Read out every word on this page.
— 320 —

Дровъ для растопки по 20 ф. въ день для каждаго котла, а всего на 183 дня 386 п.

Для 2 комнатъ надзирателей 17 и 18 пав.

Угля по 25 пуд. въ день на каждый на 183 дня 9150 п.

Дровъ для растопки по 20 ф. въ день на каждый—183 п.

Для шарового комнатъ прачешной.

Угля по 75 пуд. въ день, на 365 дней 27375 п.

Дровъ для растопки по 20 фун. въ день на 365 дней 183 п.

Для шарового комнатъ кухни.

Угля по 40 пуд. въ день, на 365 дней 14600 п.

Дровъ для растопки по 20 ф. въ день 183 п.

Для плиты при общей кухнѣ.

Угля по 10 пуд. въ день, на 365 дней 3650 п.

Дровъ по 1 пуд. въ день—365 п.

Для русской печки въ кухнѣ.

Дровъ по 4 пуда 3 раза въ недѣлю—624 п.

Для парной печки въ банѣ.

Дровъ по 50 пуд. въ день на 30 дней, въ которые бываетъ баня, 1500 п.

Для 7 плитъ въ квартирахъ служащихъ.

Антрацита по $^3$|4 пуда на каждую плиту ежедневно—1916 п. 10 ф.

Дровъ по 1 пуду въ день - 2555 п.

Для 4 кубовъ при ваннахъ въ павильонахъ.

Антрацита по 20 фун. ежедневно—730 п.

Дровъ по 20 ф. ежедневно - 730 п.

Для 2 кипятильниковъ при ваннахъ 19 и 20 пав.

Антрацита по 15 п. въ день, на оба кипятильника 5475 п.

--

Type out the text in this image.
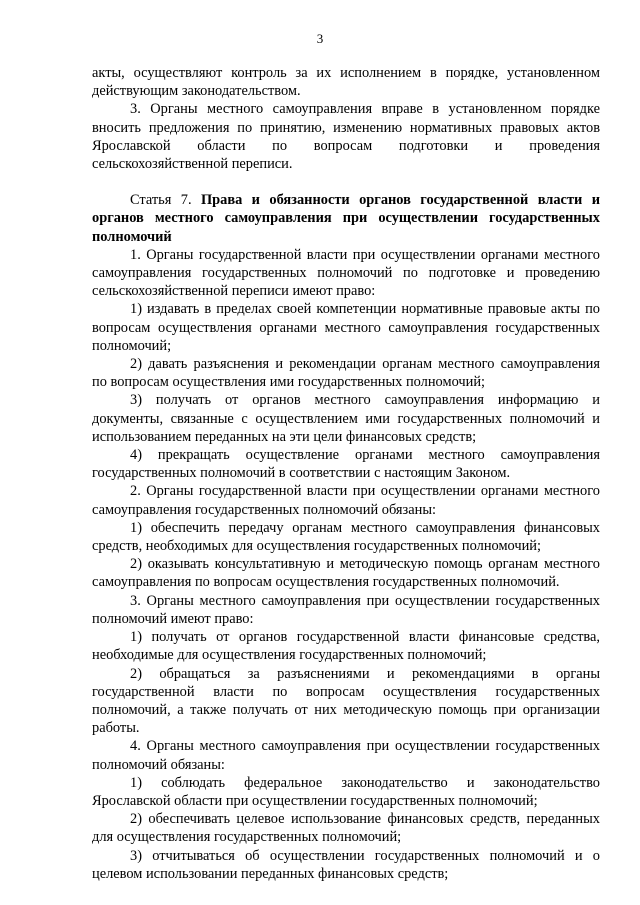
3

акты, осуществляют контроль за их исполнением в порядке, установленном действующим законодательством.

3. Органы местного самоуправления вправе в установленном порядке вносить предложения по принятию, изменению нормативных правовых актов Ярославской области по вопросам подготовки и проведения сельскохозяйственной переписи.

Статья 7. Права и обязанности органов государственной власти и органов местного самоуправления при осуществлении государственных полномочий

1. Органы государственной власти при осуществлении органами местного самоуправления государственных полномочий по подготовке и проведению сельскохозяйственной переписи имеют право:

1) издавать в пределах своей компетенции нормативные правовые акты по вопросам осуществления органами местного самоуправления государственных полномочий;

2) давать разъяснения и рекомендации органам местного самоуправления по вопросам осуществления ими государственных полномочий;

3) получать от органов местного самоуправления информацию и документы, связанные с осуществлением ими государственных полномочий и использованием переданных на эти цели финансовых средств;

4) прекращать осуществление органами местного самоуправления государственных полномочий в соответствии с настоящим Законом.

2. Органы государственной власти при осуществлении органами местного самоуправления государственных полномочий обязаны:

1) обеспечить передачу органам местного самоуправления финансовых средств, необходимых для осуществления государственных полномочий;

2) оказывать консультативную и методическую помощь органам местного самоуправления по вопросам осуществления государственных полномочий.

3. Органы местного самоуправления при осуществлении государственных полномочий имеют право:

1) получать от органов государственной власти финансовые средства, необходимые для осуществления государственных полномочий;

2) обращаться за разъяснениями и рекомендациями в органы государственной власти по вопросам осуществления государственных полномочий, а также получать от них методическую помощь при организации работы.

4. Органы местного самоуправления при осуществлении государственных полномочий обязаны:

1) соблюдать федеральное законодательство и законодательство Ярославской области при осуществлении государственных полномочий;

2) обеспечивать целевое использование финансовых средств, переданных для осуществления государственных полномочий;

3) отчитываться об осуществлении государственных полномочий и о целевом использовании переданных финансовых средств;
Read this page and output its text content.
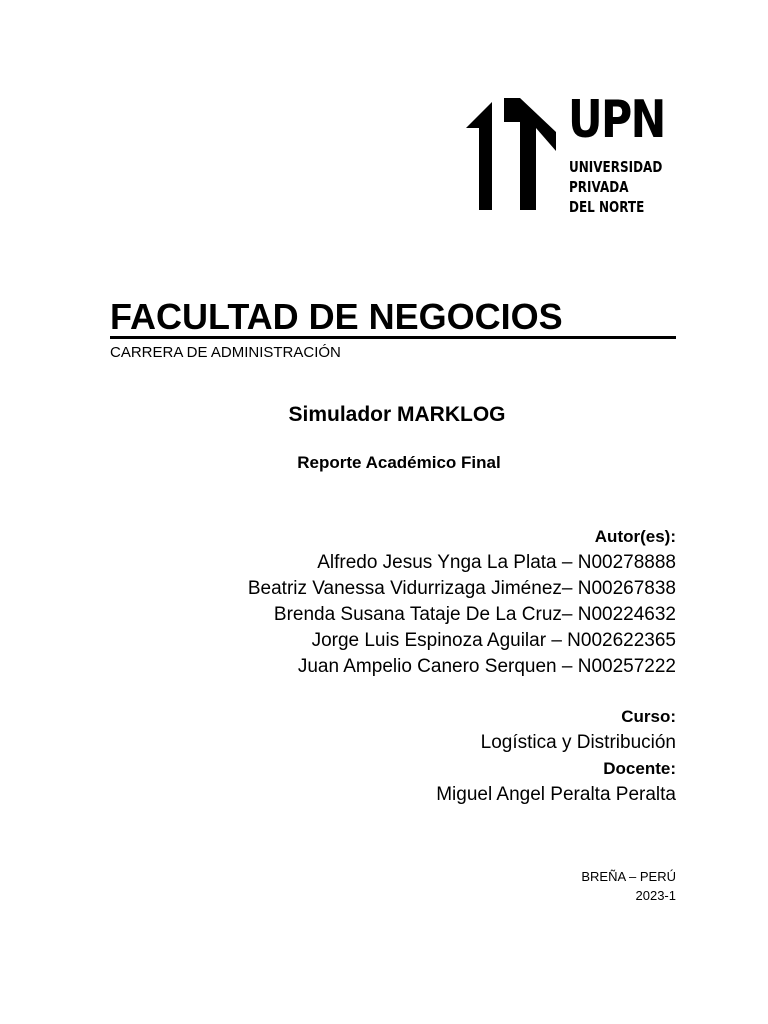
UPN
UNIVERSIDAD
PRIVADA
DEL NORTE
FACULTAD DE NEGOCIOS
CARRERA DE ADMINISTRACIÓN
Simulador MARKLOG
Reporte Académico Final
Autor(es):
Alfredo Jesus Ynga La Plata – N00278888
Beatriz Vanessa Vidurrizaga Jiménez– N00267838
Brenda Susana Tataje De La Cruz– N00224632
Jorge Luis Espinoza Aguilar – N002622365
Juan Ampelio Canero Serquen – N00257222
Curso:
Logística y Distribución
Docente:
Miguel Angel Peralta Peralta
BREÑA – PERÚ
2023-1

# Work to be completed
Give the count of lines holding the word "растопки", with no other words.

# Answer below
4